Search the material for the word "hospitalisés" and copy each line that holds it.

+---+

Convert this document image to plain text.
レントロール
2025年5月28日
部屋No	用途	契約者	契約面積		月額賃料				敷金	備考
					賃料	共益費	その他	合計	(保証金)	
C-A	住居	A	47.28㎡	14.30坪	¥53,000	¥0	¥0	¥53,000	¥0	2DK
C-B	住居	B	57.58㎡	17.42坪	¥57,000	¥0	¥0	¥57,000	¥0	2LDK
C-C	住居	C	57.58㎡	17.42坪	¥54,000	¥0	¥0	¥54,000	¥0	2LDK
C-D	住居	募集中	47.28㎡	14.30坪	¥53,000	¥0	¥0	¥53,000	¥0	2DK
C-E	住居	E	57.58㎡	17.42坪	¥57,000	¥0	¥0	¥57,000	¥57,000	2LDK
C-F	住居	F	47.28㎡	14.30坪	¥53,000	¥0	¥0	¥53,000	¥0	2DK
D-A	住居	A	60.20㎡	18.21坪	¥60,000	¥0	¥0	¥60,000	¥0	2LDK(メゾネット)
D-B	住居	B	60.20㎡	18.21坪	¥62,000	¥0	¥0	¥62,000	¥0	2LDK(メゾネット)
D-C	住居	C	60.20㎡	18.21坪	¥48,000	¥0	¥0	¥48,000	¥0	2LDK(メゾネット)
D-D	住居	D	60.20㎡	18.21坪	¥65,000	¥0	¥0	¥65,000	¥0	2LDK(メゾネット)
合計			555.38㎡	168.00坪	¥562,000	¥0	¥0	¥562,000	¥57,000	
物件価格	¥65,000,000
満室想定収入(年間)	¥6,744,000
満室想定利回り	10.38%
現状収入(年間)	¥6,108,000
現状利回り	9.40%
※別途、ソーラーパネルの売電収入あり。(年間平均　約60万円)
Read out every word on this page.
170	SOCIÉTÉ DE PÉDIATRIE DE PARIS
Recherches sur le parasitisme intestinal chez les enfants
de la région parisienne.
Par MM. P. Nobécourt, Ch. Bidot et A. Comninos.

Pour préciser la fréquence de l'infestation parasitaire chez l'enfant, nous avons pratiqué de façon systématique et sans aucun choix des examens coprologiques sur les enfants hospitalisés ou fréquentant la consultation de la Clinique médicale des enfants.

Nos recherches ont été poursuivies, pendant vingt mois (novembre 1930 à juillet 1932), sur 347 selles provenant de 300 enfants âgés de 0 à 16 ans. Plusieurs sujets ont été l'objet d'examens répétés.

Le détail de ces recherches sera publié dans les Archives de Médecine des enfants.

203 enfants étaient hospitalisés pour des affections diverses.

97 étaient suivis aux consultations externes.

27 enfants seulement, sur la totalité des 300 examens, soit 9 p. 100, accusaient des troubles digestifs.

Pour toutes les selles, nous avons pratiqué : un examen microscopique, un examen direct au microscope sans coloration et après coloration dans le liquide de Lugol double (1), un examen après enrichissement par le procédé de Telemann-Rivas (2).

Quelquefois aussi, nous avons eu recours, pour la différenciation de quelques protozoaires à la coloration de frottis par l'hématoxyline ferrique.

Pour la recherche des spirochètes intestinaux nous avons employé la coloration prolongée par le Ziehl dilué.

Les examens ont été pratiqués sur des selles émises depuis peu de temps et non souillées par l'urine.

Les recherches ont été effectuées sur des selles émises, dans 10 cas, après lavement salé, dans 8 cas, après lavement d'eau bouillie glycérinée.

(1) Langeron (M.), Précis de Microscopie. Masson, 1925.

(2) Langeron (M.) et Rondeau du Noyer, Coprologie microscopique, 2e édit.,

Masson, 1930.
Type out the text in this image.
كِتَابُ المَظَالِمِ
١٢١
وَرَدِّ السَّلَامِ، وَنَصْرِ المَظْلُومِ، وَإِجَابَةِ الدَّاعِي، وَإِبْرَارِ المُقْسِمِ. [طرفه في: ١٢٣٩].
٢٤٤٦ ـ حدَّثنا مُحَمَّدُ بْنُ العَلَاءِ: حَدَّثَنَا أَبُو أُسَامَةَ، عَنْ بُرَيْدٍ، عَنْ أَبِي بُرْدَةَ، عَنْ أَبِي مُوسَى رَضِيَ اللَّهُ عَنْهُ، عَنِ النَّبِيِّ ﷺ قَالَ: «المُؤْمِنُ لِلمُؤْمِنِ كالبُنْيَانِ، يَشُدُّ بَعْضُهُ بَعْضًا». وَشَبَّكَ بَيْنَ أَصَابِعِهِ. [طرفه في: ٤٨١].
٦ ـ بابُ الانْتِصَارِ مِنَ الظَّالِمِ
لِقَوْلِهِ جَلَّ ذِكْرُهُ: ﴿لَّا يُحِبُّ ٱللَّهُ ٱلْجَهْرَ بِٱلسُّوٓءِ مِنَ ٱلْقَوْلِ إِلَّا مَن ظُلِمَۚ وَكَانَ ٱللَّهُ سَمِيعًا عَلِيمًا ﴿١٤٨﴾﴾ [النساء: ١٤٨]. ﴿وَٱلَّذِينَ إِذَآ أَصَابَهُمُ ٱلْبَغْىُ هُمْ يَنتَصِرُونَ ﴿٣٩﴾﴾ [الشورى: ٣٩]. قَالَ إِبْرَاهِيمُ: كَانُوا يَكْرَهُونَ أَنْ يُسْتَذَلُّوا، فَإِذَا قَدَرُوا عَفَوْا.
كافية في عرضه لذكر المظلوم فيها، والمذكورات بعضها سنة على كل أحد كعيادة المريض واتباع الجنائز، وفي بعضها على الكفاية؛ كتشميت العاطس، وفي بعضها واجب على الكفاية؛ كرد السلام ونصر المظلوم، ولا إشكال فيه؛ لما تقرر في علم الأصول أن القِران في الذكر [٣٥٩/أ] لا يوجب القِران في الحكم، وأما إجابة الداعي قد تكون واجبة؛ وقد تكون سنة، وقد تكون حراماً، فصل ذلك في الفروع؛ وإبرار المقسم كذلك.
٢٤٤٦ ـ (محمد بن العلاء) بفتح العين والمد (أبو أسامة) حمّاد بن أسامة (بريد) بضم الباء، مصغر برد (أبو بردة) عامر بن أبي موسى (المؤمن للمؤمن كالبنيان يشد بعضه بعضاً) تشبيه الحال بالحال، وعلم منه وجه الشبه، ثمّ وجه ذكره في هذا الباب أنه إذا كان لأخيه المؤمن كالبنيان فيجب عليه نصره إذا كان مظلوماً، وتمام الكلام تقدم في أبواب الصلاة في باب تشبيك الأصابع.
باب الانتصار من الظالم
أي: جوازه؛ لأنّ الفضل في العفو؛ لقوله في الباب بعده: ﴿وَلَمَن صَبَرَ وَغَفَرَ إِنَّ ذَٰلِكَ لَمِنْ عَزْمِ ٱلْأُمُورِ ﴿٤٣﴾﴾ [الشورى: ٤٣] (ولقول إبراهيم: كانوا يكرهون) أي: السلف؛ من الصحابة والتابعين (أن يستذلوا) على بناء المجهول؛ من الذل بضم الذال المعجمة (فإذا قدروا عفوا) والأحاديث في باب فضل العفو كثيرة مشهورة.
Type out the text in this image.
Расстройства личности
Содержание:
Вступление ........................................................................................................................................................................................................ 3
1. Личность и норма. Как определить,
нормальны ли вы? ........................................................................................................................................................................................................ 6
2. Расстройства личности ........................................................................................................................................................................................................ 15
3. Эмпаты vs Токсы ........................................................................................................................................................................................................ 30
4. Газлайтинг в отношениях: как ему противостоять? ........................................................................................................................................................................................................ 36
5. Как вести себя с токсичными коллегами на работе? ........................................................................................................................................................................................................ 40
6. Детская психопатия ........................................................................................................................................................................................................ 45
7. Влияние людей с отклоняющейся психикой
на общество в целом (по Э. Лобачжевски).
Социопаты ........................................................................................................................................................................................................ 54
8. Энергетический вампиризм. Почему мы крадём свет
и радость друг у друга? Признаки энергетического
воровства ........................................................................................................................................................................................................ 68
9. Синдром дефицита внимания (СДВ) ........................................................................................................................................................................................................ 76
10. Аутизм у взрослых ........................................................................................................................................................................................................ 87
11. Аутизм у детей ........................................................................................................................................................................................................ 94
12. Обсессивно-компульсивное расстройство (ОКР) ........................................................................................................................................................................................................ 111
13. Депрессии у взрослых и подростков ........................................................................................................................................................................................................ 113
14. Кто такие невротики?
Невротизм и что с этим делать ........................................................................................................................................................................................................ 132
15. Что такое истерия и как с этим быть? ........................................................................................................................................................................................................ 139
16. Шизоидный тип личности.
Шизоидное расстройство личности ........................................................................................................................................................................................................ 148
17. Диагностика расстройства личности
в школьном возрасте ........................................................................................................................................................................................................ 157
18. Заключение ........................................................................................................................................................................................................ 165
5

+---+

**EXERCISE RESPONSE**
Pour préciser la fréquence de l'infestation parasitaire chez l'enfant, nous avons pratiqué de façon systématique et sans aucun choix des examens coprologiques sur les enfants hospitalisés ou fréquentant la consultation de la Clinique médicale des enfants.
203 enfants étaient hospitalisés pour des affections diverses.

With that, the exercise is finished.